■ Task directions:
Reproduce the listing that follows with no differences at all.
— Start Source material —
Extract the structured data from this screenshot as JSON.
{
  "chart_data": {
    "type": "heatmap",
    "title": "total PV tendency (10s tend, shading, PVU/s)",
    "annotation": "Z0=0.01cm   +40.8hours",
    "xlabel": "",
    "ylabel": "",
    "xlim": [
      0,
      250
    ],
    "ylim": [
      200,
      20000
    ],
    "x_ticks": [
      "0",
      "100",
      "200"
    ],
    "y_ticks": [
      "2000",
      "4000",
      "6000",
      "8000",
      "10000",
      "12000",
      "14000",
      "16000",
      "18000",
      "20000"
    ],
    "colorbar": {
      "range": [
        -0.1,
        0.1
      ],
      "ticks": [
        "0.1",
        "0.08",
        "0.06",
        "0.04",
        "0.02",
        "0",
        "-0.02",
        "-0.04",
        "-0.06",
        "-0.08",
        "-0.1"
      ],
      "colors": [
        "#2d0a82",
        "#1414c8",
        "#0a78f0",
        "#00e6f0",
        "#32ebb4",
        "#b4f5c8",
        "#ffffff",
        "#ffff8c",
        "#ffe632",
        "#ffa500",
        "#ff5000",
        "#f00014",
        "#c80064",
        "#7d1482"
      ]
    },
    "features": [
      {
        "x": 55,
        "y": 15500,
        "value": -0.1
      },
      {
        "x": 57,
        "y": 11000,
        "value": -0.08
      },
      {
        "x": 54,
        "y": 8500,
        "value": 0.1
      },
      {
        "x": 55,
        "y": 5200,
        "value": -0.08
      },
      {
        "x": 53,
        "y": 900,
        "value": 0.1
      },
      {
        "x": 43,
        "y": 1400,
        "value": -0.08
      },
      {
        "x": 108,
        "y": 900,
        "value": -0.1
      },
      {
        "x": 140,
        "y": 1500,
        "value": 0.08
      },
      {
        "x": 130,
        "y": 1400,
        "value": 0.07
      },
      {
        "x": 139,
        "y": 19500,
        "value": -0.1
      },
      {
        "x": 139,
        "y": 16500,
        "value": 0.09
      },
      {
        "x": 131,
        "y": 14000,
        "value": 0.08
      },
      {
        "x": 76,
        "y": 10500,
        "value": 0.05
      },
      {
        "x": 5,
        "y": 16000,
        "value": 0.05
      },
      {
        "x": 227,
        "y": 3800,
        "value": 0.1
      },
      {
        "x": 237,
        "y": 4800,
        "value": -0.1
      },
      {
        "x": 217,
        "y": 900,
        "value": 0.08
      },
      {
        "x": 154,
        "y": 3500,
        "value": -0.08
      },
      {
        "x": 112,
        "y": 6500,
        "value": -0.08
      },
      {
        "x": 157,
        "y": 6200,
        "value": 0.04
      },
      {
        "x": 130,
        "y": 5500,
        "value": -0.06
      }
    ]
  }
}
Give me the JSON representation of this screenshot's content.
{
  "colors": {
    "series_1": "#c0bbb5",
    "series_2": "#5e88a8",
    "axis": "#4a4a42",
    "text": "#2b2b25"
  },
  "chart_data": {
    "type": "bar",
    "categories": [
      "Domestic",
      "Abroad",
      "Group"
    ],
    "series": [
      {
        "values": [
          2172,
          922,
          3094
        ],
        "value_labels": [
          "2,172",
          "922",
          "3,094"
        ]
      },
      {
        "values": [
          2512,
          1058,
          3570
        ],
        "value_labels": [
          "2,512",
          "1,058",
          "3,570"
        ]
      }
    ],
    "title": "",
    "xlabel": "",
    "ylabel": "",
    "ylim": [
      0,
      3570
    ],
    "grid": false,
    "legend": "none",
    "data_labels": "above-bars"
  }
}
— End Source material —
■ Answer to the exercise:
Extract the structured data from this screenshot as JSON.
{
  "chart_data": {
    "type": "heatmap",
    "title": "total PV tendency (10s tend, shading, PVU/s)",
    "annotation": "Z0=0.01cm   +40.8hours",
    "xlabel": "",
    "ylabel": "",
    "xlim": [
      0,
      250
    ],
    "ylim": [
      200,
      20000
    ],
    "x_ticks": [
      "0",
      "100",
      "200"
    ],
    "y_ticks": [
      "2000",
      "4000",
      "6000",
      "8000",
      "10000",
      "12000",
      "14000",
      "16000",
      "18000",
      "20000"
    ],
    "colorbar": {
      "range": [
        -0.1,
        0.1
      ],
      "ticks": [
        "0.1",
        "0.08",
        "0.06",
        "0.04",
        "0.02",
        "0",
        "-0.02",
        "-0.04",
        "-0.06",
        "-0.08",
        "-0.1"
      ],
      "colors": [
        "#2d0a82",
        "#1414c8",
        "#0a78f0",
        "#00e6f0",
        "#32ebb4",
        "#b4f5c8",
        "#ffffff",
        "#ffff8c",
        "#ffe632",
        "#ffa500",
        "#ff5000",
        "#f00014",
        "#c80064",
        "#7d1482"
      ]
    },
    "features": [
      {
        "x": 55,
        "y": 15500,
        "value": -0.1
      },
      {
        "x": 57,
        "y": 11000,
        "value": -0.08
      },
      {
        "x": 54,
        "y": 8500,
        "value": 0.1
      },
      {
        "x": 55,
        "y": 5200,
        "value": -0.08
      },
      {
        "x": 53,
        "y": 900,
        "value": 0.1
      },
      {
        "x": 43,
        "y": 1400,
        "value": -0.08
      },
      {
        "x": 108,
        "y": 900,
        "value": -0.1
      },
      {
        "x": 140,
        "y": 1500,
        "value": 0.08
      },
      {
        "x": 130,
        "y": 1400,
        "value": 0.07
      },
      {
        "x": 139,
        "y": 19500,
        "value": -0.1
      },
      {
        "x": 139,
        "y": 16500,
        "value": 0.09
      },
      {
        "x": 131,
        "y": 14000,
        "value": 0.08
      },
      {
        "x": 76,
        "y": 10500,
        "value": 0.05
      },
      {
        "x": 5,
        "y": 16000,
        "value": 0.05
      },
      {
        "x": 227,
        "y": 3800,
        "value": 0.1
      },
      {
        "x": 237,
        "y": 4800,
        "value": -0.1
      },
      {
        "x": 217,
        "y": 900,
        "value": 0.08
      },
      {
        "x": 154,
        "y": 3500,
        "value": -0.08
      },
      {
        "x": 112,
        "y": 6500,
        "value": -0.08
      },
      {
        "x": 157,
        "y": 6200,
        "value": 0.04
      },
      {
        "x": 130,
        "y": 5500,
        "value": -0.06
      }
    ]
  }
}
Give me the JSON representation of this screenshot's content.
{
  "colors": {
    "series_1": "#c0bbb5",
    "series_2": "#5e88a8",
    "axis": "#4a4a42",
    "text": "#2b2b25"
  },
  "chart_data": {
    "type": "bar",
    "categories": [
      "Domestic",
      "Abroad",
      "Group"
    ],
    "series": [
      {
        "values": [
          2172,
          922,
          3094
        ],
        "value_labels": [
          "2,172",
          "922",
          "3,094"
        ]
      },
      {
        "values": [
          2512,
          1058,
          3570
        ],
        "value_labels": [
          "2,512",
          "1,058",
          "3,570"
        ]
      }
    ],
    "title": "",
    "xlabel": "",
    "ylabel": "",
    "ylim": [
      0,
      3570
    ],
    "grid": false,
    "legend": "none",
    "data_labels": "above-bars"
  }
}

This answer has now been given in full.